Aim of the task :: Each line containing the word "Gcrs" needs to be copied.

Excerpted data ::
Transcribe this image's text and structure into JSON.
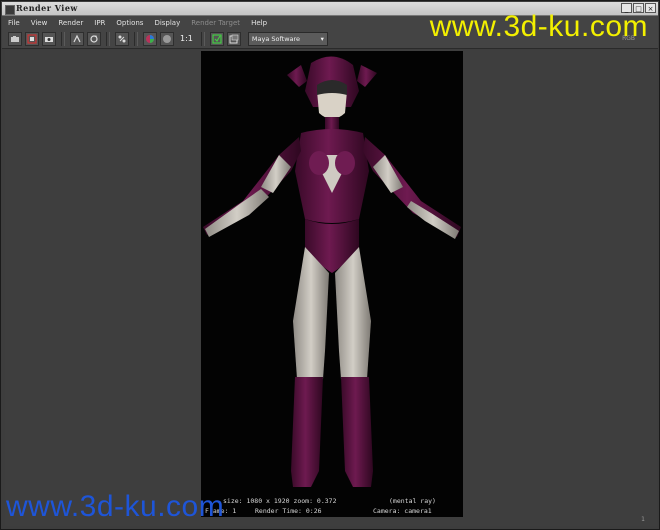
{
  "window": {
    "title": "Render View"
  },
  "window_buttons": [
    "_",
    "□",
    "×"
  ],
  "menubar": {
    "items": [
      {
        "label": "File",
        "disabled": false
      },
      {
        "label": "View",
        "disabled": false
      },
      {
        "label": "Render",
        "disabled": false
      },
      {
        "label": "IPR",
        "disabled": false
      },
      {
        "label": "Options",
        "disabled": false
      },
      {
        "label": "Display",
        "disabled": false
      },
      {
        "label": "Render Target",
        "disabled": true
      },
      {
        "label": "Help",
        "disabled": false
      }
    ]
  },
  "toolbar": {
    "ratio_label": "1:1",
    "renderer": "Maya Software"
  },
  "render_info": {
    "line1": "size: 1080 x 1920 zoom: 0.372",
    "line1_right": "(mental ray)",
    "line2_left": "Frame: 1",
    "line2": "Render Time: 0:26",
    "line2_right": "Camera: camera1"
  },
  "corner_labels": {
    "top_right": "RGB",
    "bottom_right": "1"
  },
  "watermarks": {
    "top": "www.3d-ku.com",
    "bottom": "www.3d-ku.com"
  },
  "colors": {
    "watermark_top": "#f3f000",
    "watermark_bottom": "#1e55d8",
    "suit": "#5a1140",
    "skin": "#c9c5bd"
  }
}
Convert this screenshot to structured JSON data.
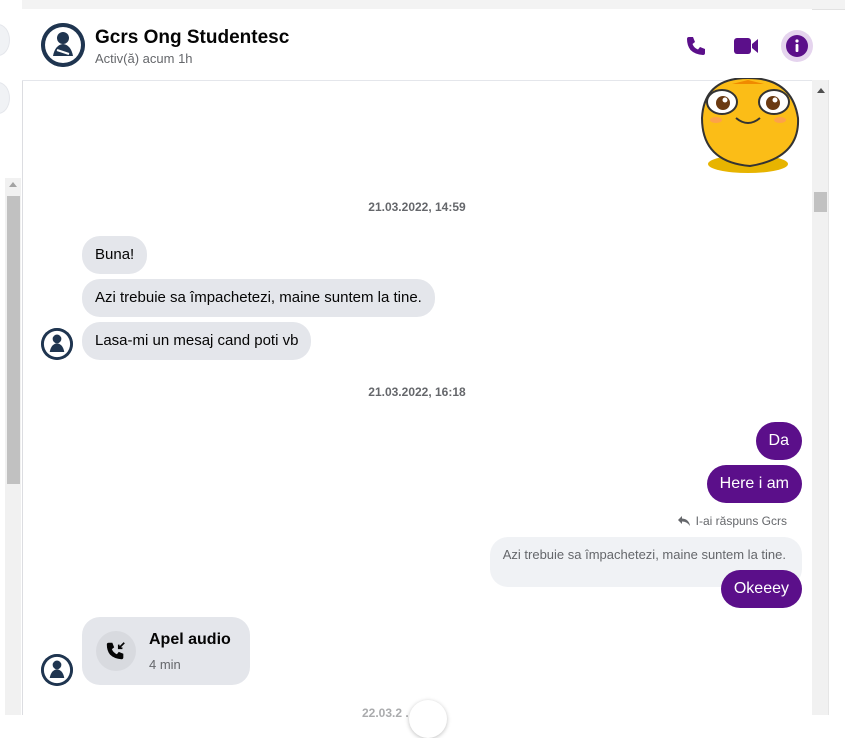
{
  "header": {
    "title": "Gcrs Ong Studentesc",
    "status": "Activ(ă) acum 1h",
    "icons": [
      "phone-icon",
      "video-camera-icon",
      "info-icon"
    ],
    "accent_color": "#5b0f8a"
  },
  "messages": {
    "timestamp_1": "21.03.2022, 14:59",
    "incoming_1": "Buna!",
    "incoming_2": "Azi trebuie sa împachetezi, maine suntem la tine.",
    "incoming_3": "Lasa-mi un mesaj cand poti vb",
    "timestamp_2": "21.03.2022, 16:18",
    "outgoing_1": "Da",
    "outgoing_2": "Here i am",
    "reply_note": "I-ai răspuns Gcrs",
    "quoted_text": "Azi trebuie sa împachetezi, maine suntem la tine.",
    "outgoing_3": "Okeeey",
    "call": {
      "title": "Apel audio",
      "duration": "4 min"
    },
    "timestamp_3_partial": "22.03.2 ... 7:59"
  },
  "colors": {
    "incoming_bubble": "#e4e6eb",
    "outgoing_bubble": "#5b0f8a",
    "secondary_text": "#65676b"
  }
}
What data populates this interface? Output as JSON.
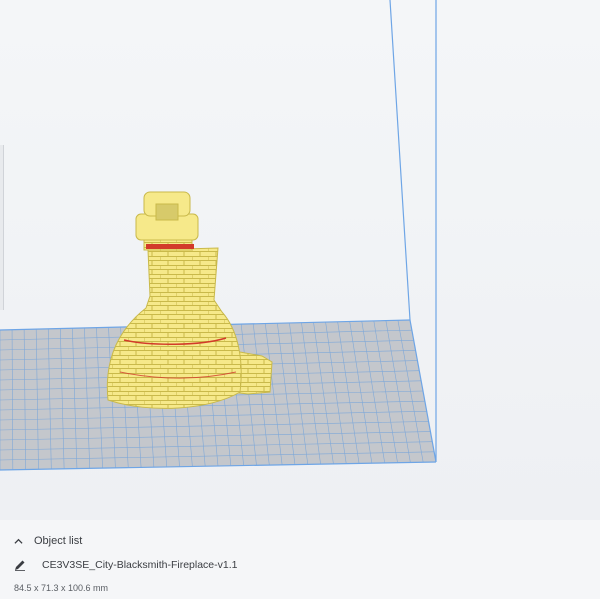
{
  "panel": {
    "object_list_label": "Object list",
    "object_list_icon": "chevron-up-icon",
    "object_name": "CE3V3SE_City-Blacksmith-Fireplace-v1.1",
    "object_icon": "pencil-icon",
    "dimensions": "84.5 x 71.3 x 100.6 mm"
  },
  "colors": {
    "build_plate": "#c4c7cc",
    "grid_line": "#7fa8d8",
    "volume_edge": "#6ea5e6",
    "model": "#f6e98a",
    "model_shadow": "#c9b94a",
    "overhang": "#d23a2a"
  }
}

Answer to this exercise ::
    "title": "Gcrs Ong Studentesc",
    "reply_note": "I-ai răspuns Gcrs",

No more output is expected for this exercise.